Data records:
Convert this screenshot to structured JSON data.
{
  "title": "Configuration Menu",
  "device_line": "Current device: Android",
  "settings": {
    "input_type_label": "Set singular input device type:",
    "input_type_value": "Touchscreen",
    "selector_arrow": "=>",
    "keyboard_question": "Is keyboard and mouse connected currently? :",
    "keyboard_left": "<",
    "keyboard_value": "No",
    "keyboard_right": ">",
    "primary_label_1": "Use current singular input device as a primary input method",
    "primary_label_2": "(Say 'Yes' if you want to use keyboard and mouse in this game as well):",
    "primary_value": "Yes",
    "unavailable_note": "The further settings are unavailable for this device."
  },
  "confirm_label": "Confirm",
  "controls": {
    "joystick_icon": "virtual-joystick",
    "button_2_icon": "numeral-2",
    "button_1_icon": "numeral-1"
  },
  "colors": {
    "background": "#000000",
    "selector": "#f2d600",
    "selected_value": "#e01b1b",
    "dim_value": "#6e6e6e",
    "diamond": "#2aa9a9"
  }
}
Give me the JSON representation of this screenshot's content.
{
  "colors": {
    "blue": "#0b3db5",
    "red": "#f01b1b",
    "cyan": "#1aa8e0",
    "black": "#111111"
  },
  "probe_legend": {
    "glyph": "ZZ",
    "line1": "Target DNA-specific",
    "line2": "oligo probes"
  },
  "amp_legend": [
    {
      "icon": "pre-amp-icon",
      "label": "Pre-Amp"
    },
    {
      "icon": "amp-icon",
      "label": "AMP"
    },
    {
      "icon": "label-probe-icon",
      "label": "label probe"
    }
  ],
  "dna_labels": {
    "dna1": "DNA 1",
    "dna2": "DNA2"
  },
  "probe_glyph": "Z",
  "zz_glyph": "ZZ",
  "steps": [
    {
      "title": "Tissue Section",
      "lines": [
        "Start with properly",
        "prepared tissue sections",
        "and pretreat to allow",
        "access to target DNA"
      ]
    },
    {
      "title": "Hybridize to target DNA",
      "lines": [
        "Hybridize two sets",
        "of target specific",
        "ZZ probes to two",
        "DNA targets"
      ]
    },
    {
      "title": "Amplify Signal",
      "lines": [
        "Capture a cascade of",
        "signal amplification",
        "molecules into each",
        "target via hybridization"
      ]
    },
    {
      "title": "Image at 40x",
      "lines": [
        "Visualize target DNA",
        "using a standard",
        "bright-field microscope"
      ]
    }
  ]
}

> Task directions: In the entries above, find each line with the word "device" and show it.

> Answer to the exercise:
  "device_line": "Current device: Android",
    "input_type_label": "Set singular input device type:",
    "primary_label_1": "Use current singular input device as a primary input method",
    "unavailable_note": "The further settings are unavailable for this device."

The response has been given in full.